Stored records
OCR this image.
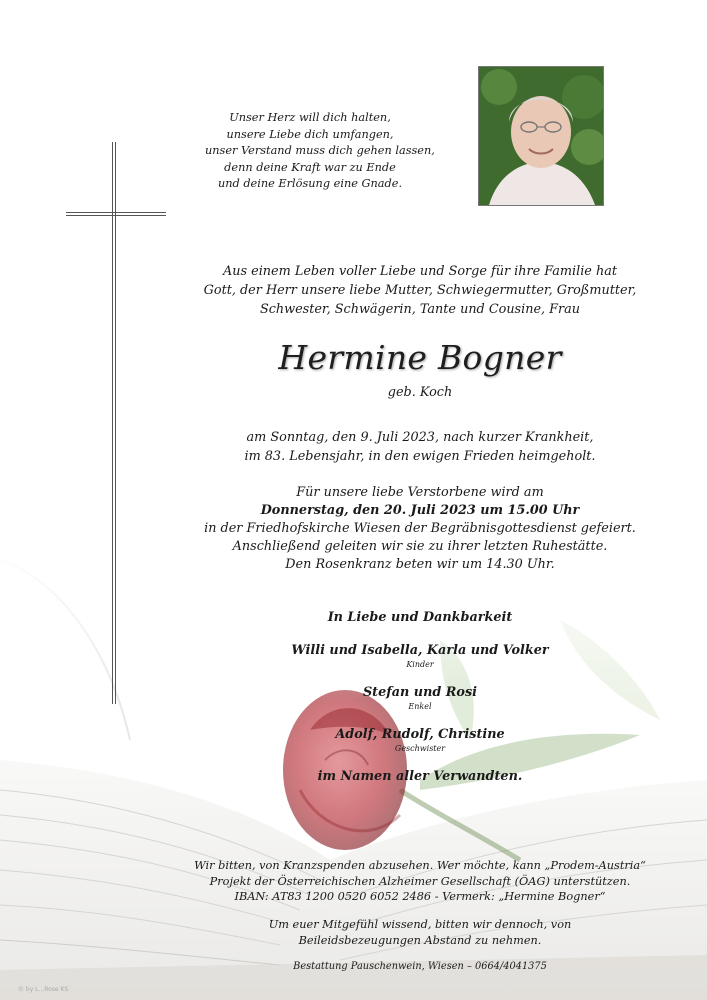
Unser Herz will dich halten,
unsere Liebe dich umfangen,
unser Verstand muss dich gehen lassen,
denn deine Kraft war zu Ende
und deine Erlösung eine Gnade.
Aus einem Leben voller Liebe und Sorge für ihre Familie hat
Gott, der Herr unsere liebe Mutter, Schwiegermutter, Großmutter,
Schwester, Schwägerin, Tante und Cousine, Frau
Hermine Bogner
geb. Koch
am Sonntag, den 9. Juli 2023, nach kurzer Krankheit,
im 83. Lebensjahr, in den ewigen Frieden heimgeholt.
Für unsere liebe Verstorbene wird am
Donnerstag, den 20. Juli 2023 um 15.00 Uhr
in der Friedhofskirche Wiesen der Begräbnisgottesdienst gefeiert.
Anschließend geleiten wir sie zu ihrer letzten Ruhestätte.
Den Rosenkranz beten wir um 14.30 Uhr.
In Liebe und Dankbarkeit
Willi und Isabella, Karla und Volker
Kinder
Stefan und Rosi
Enkel
Adolf, Rudolf, Christine
Geschwister
im Namen aller Verwandten.
Wir bitten, von Kranzspenden abzusehen. Wer möchte, kann „Prodem-Austria“
Projekt der Österreichischen Alzheimer Gesellschaft (ÖAG) unterstützen.
IBAN: AT83 1200 0520 6052 2486 - Vermerk: „Hermine Bogner“
Um euer Mitgefühl wissend, bitten wir dennoch, von
Beileidsbezeugungen Abstand zu nehmen.
Bestattung Pauschenwein, Wiesen – 0664/4041375
© by L...Rose KS
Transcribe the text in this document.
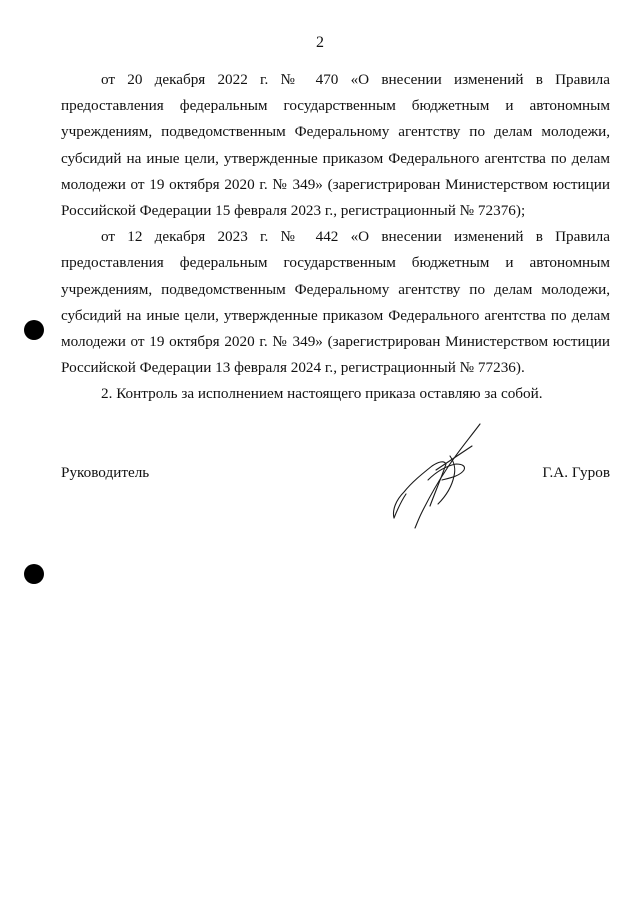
2

от 20 декабря 2022 г. № 470 «О внесении изменений в Правила предоставления федеральным государственным бюджетным и автономным учреждениям, подведомственным Федеральному агентству по делам молодежи, субсидий на иные цели, утвержденные приказом Федерального агентства по делам молодежи от 19 октября 2020 г. № 349» (зарегистрирован Министерством юстиции Российской Федерации 15 февраля 2023 г., регистрационный № 72376);

от 12 декабря 2023 г. № 442 «О внесении изменений в Правила предоставления федеральным государственным бюджетным и автономным учреждениям, подведомственным Федеральному агентству по делам молодежи, субсидий на иные цели, утвержденные приказом Федерального агентства по делам молодежи от 19 октября 2020 г. № 349» (зарегистрирован Министерством юстиции Российской Федерации 13 февраля 2024 г., регистрационный № 77236).

2. Контроль за исполнением настоящего приказа оставляю за собой.

Руководитель	Г.А. Гуров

_Written instruction_.
Collect, from the material above, every line containing the word "Федерального".

_Result below_.
от 20 декабря 2022 г. № 470 «О внесении изменений в Правила предоставления федеральным государственным бюджетным и автономным учреждениям, подведомственным Федеральному агентству по делам молодежи, субсидий на иные цели, утвержденные приказом Федерального агентства по делам молодежи от 19 октября 2020 г. № 349» (зарегистрирован Министерством юстиции Российской Федерации 15 февраля 2023 г., регистрационный № 72376);
от 12 декабря 2023 г. № 442 «О внесении изменений в Правила предоставления федеральным государственным бюджетным и автономным учреждениям, подведомственным Федеральному агентству по делам молодежи, субсидий на иные цели, утвержденные приказом Федерального агентства по делам молодежи от 19 октября 2020 г. № 349» (зарегистрирован Министерством юстиции Российской Федерации 13 февраля 2024 г., регистрационный № 77236).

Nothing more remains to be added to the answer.